**Source text**:
Abstract:
A fluid-solids contacting device is provided in tanks which can be essentially filled with particulate solids treating medium. An improved fluid distributor element is provided in such vessels including a tube-defining-frame such as a helix which is anchored to a fluid inlet or outlet pipe and which is covered with a fabric sleeve secured annularly to the pipe end. Where the pipe is an inlet pipe, all of the fluid must flow through the sleeve and is distributed over the area of the sleeve within the fluid-solids treating vessel. Where the pipe is an outlet pipe, the fluids leaving the tank must pass through the sleeve before entering into the outlet pipe. In both cases the flow distribution of the fluid within the tank is improved.

Description:
BACKGROUND OF THE INVENTION 
     1. Field of the Invention 
     This invention relates to fluid-solids contact devices wherein a fluid (gas or solid) is contacted with particulate solids in a tank to effect a change in the composition of the fluid. More particularly, the invention concerns such fluid-solids contacting devices having an improved fluid distributor. 
     2. Statement of the Prior Art 
     Fluid-solids contacting devices are well known wherein a gas or liquid is contacted with particulate solids for the purpose of altering the characteristics of the gas or liquid. Typical examples for gas contacting include: cleaning exhaust airstreams by removing contaminants; cleaning storage tank vent gases; process vents; treating sewage gas vent streams; treating laboratory hood exhaust streams; treating the exhaust gases from vacuum pumps; dehydrating gaseous streams, particularly airstreams. For these gas-solids contact devices, the treatment solids may be particulate activated carbon; silica gel; activated alumina; ion exchange resins; various coalescing fibrous solids and the like. 
     Typical liquid-solids contacting installations include: sewage treatments; industrial waste waters; solvent streams; laboratory waste streams; separator runoff streams; scrubber wastes; plant and transportation spills; electroplating baths; recycled water; potable water; wash water. The particulate solids may be activated carbon; silica gel; activated alumina; molecular sieves; ion exchange resins; coalescing fibers. 
     Disposable or rechargeable devices are known wherein a tank, frequently a conventional metal drum (e.g., 55 gallons capacity) is employed as a tank for the particulate solids. The fluid (gas or liquid) is introduced and required to pass through a bed of the particulate solids for treatment. The treated fluid is recovered at the other end of the bed of particulate solids as a fluid stream. According to the prior art, such tanks employ a distributor plate in some cases to support the particulate solids bed and in other cases employ a supporting bed of inert solids such as gravel or sand to serve as a fluid distributing member to distribute the impact velocity component of the inlet fluid or withdrawn fluid. 
     The use of such distributor plates and supporting inert solids beds restricts the inventory of particulate solids which can be maintained in the tank. Hence such device must be replaced or recharged frequently. The recharging of such tanks is a cumbersome operation since the perforated membrane must be cleaned and reinstalled; or the inert solids must be discarded, or removed, cleaned, recovered and replaced. All of the prior art disposable or rechargeable fluids-solids contacting devices would be improved by minimizing channeling within the bed of particulate solids.

**Task details**: Please continue the patent description of the fluid-solids contacting device with the next passage after its final sentence.

**Material provided**:

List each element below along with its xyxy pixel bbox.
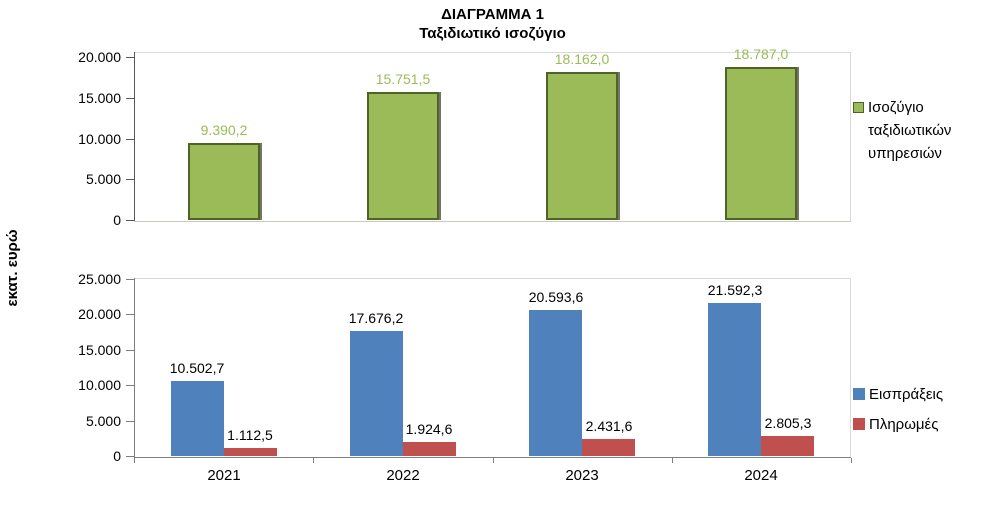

**Answer below**:
     Accordingly there is a need for an improved fluid-solids contact device which has a longer operating life and hence requires fewer replacements. There is a need for a fluid-solids contact device with improved fluid flow distribution and accompanying reduction in the fluid pressure drop through the solids bed. 
     A fluid-solids treatment device which can be easily refilled without requiring special treatment of screens or inert solids is desirable. 
     STATEMENT OF THE INVENTION 
     According to this invention an improved fluid-solids treatment device is provided which can be assembled in any convenient tank, preferably a metal barrel. The essence of the invention is an improved fluid distributor which is fabricated from a helical wire or other tube-forming-frame which is anchored to a pipe end and is surrounded by a sleeve of fabric, preferably woven metal fabric which is secured annularly to the same pipe end. When the pipe end is an inlet pipe end, all of the fluids entering the tank through the inlet pipe end must pass through the sleeve of fabric which is positioned over the base of the tank. The incoming fluid thereby is uniformly dispersed throughout the base of the tank. This type of inlet is particularly useful where the fluid undergoing treatment is gas. In such installations the tank has an inlet as its bottom end containing the described fluid distributor. The fluid outlet is provided at the top of the tank above the solids bed. Inasmuch as the tank is completely filled with the treating solids except for the modest space taken up by the fluid distributor, the solids inventory is increased. 
     In another embodiment, the fluid distributor is secured to the outlet of a fluid-solids treatment device. Such installations are particularly useful when the fluid is a liquid. In such installations, a fluid inlet is provided at the top of the tank and the fluid outlet is provided at the bottom of the tank. The fluid distributor is secured to the outlet pipe. Any fluids leaving the tank must pass through the sleeve and thence into the outlet pipe. 
    
    
     BRIEF DESCRIPTION OF THE DRAWINGS 
     FIG. 1 is a cross-section of a fluid-solids treatment device according to one embodiment of this invention wherein the fluid inlet is provided at the base of the tank and the fluid outlet is provided at the top of the tank. 
     FIG. 2 is a cross-section view of an alternative embodiment of this invention wherein the fluid inlet is at the top of the tank and the fluid outlet is at the bottom of the tank. 
     FIG. 3 is an assembly drawing showing a pipe end and the fluid distributor elements of this invention. 
     FIGS. 4, 5, 6, 7 are alternative plan views of typical fluid distributors in accordance with this invention. 
     FIG. 8 is an assembly view showing one process for assembling the fluid distributor of this invention.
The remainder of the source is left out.